::: TEXTO DE ESTUDO
Os dados prévios da Marcopolo (POMO4) não empolgam o mercado para a temporada de resultados do primeiro trimestre do ano. Com relação aos dados prévios, análise do banco BTG Pactual avalia que, no geral, os volumes de produção do primeiro trimestre devem ter sido os mais fracos do ano em termos sazonais, refletindo o impacto de paralisações, feriados, efeitos de calendário e demanda ainda pressionada em meio a juros elevados.
“Esperamos que a Marcopolo entregue um primeiro trimestre fraco (embora já antecipado), refletindo a sazonalidade típica do período. O trimestre costuma ser impactado por efeitos remanescentes das festas de fim de ano e paralisações de fábricas”, diz trecho do relatório do banco.
O banco de investimentos acredita que isso deve se refletir nos resultados da Marcopolo no 1ºTRI, e que tais números podem não fornecer uma base particularmente convincente para uma visão mais otimista sobre o papel.
Dados prévios
A FABUS divulgou os dados de produção de carrocerias de ônibus de março, mostrando melhora nas taxas de crescimento anual e mensal. Segundo o relatório do banco BTG, isso foi impulsionado principalmente por efeitos de calendário, já que a semana do feriado de Carnaval ocorreu em fevereiro neste ano (contra março no ano anterior). Como resultado, isso gerou bases de comparação mais fracas tanto na comparação anual quanto mensal.
::::::
::: MATERIAL FORNECIDO
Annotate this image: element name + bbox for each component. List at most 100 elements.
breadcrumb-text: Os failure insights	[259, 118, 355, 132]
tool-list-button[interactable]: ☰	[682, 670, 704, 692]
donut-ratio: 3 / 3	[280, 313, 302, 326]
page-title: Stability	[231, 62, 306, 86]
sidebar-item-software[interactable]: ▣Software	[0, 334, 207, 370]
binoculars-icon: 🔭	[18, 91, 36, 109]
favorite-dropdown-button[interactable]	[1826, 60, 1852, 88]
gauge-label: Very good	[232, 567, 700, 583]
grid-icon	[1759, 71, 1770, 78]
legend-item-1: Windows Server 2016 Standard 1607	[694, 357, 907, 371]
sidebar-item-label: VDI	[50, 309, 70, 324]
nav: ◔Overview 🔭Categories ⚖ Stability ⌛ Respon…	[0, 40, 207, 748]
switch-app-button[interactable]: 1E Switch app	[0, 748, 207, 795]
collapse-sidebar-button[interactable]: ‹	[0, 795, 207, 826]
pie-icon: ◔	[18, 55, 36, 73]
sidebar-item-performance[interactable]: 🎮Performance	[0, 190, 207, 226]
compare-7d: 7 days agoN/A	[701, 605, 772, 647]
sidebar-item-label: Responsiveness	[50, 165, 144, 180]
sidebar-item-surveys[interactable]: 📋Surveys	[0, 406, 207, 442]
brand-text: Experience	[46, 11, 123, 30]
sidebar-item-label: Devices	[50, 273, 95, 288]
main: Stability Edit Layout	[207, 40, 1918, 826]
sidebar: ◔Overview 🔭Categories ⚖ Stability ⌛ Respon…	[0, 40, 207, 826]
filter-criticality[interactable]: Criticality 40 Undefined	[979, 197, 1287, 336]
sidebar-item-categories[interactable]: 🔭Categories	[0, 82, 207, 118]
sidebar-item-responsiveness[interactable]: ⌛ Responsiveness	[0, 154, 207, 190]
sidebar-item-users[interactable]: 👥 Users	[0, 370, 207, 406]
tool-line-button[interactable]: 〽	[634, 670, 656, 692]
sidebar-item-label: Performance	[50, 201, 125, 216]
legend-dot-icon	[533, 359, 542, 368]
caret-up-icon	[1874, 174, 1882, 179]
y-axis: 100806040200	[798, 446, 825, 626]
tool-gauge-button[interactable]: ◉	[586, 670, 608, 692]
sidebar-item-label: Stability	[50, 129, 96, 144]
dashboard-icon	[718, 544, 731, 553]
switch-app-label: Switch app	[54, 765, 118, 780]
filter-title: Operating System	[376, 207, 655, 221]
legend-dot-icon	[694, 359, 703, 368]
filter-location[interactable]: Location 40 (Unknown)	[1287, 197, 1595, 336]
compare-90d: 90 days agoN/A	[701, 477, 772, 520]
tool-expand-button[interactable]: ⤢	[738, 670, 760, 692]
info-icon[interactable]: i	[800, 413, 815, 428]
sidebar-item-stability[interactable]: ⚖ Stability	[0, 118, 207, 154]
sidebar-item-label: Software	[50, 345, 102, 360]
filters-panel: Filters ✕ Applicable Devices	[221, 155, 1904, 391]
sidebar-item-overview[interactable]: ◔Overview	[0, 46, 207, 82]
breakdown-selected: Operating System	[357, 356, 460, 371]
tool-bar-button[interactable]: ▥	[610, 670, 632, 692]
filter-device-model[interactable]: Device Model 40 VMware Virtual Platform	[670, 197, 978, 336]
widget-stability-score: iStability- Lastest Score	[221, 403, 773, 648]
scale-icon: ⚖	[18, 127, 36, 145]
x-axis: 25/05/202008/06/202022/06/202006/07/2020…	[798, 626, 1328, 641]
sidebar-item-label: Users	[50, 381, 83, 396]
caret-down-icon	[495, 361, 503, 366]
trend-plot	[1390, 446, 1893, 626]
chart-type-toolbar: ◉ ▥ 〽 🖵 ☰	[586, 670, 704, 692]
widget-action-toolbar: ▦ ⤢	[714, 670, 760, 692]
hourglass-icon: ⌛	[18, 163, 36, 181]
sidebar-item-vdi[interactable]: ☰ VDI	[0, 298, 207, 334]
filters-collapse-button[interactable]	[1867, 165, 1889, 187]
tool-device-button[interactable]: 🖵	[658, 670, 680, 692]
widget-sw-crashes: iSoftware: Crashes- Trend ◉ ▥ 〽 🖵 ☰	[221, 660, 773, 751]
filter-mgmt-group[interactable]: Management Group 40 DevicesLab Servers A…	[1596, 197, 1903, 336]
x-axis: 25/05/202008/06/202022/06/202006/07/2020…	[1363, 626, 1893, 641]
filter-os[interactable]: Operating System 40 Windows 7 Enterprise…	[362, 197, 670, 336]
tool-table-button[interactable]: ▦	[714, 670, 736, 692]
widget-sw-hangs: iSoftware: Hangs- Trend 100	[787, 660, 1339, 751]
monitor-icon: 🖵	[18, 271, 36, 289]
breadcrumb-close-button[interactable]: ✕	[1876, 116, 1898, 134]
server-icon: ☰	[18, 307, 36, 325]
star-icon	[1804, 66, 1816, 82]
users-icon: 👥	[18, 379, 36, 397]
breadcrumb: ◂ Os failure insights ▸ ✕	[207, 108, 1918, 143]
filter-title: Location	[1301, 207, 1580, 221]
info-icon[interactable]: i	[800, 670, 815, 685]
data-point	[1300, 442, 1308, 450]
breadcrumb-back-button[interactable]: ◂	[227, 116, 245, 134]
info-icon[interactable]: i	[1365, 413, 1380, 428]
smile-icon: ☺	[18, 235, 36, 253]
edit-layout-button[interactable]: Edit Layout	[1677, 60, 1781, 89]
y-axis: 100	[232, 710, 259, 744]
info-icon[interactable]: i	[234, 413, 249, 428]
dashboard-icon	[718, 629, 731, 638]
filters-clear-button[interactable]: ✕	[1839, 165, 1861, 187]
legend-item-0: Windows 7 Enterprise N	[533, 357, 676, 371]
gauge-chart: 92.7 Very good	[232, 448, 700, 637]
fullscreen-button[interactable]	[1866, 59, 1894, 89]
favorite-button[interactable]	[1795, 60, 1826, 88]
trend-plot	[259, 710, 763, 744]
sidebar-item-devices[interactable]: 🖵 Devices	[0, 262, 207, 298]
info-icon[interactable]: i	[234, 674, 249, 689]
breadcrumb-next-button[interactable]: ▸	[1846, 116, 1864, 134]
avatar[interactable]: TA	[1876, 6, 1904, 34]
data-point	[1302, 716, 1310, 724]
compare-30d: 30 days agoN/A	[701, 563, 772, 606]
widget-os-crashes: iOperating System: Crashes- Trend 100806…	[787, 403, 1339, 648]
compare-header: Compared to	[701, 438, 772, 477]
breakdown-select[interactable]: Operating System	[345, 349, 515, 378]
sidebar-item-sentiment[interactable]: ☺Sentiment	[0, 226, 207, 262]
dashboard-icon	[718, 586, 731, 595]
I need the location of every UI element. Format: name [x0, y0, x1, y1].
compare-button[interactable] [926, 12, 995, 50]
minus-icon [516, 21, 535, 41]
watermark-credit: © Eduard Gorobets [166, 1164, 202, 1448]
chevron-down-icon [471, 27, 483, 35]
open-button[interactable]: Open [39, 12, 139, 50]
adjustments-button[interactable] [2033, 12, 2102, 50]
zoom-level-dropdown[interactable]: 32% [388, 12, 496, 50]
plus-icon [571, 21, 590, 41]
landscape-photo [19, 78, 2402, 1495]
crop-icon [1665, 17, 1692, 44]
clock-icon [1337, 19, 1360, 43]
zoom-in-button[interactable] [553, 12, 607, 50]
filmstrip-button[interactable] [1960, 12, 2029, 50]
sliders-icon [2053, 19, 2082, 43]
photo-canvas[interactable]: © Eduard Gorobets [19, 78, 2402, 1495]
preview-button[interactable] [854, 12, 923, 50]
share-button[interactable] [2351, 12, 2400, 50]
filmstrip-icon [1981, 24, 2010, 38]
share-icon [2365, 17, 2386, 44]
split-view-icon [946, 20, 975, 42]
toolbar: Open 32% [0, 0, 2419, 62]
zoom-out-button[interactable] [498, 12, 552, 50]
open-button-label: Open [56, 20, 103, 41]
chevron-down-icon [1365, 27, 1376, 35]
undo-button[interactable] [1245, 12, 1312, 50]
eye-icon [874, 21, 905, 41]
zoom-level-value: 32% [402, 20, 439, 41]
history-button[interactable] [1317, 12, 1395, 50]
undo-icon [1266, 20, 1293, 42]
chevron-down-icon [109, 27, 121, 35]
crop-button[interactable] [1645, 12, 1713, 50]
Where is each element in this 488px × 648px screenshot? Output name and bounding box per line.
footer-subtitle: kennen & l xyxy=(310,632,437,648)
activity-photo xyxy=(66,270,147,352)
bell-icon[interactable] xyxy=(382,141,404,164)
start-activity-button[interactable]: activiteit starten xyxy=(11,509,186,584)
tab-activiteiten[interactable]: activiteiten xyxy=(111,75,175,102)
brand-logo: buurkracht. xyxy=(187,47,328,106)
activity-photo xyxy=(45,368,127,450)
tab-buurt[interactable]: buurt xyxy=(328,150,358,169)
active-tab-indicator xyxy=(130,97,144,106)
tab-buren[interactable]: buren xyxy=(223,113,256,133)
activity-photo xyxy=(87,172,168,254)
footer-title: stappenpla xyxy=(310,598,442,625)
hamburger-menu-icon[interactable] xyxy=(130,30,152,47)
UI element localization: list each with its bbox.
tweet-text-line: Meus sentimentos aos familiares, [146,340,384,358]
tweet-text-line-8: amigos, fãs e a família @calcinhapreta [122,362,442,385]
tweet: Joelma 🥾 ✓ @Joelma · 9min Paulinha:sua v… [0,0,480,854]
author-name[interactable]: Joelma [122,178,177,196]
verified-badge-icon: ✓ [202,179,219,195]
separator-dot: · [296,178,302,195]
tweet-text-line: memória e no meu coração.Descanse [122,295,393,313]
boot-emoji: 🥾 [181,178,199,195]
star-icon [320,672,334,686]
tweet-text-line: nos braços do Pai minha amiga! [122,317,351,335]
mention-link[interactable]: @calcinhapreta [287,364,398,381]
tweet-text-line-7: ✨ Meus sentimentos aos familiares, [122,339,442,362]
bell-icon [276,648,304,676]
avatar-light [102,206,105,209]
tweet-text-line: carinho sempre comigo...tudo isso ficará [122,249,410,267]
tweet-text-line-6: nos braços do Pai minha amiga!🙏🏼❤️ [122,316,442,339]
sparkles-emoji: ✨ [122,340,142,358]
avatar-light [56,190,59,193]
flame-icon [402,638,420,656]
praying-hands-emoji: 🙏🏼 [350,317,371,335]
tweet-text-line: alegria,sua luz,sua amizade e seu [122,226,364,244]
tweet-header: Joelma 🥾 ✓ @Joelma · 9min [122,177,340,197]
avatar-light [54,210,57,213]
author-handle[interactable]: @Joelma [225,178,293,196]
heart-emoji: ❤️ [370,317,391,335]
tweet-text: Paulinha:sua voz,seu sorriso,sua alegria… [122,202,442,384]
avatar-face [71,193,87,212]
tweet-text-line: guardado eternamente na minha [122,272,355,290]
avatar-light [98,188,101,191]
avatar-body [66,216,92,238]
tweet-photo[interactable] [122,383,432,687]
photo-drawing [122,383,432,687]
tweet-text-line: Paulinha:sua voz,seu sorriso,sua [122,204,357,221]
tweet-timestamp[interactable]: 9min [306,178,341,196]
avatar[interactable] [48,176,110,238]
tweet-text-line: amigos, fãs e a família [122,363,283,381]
::::::
ATIVIDADES PROPOSTAS
**A.** Com base no texto sobre a Marcopolo, responda:
(i) De qual banco é a análise citada sobre os dados prévios da empresa?
(ii) Que dados a FABUS divulgou?
(iii) Em que mês ocorreu a semana do feriado de Carnaval neste ano?
**B.** Prossiga com o texto sobre a Marcopolo a partir do ponto em que ele termina.
As entradas não têm relação com o texto sobre a Marcopolo.

RESPOSTAS POR ATIVIDADE
**A.**
(i) Do banco BTG Pactual.
(ii) Os dados de produção de carrocerias de ônibus de março.
(iii) Em fevereiro.

**B.**
Além disso, o segmento rodoviário ainda representa uma participação relativamente baixa no início do ano, enquanto, pelo lado positivo, os micro-ônibus permaneceram resilientes (provavelmente sustentados pelos volumes do CdE e do Ministério da Saúde). Ainda assim, o crescimento das exportações pareceu mais moderado, considerando que o ano passado foi apoiado por um desempenho mais forte nesse segmento.
Em março, o mix geral da POMO permaneceu inclinado para ônibus urbanos, micro e minibuses, enquanto o segmento rodoviário continuou com exposição limitada. Segundo nossas estimativas, o mix consolidado foi de 16% urbanos (vs. 10% em fevereiro), 26% rodoviários (vs. 29% em fevereiro) e 58% micro e minibuses (vs. 61% em fevereiro).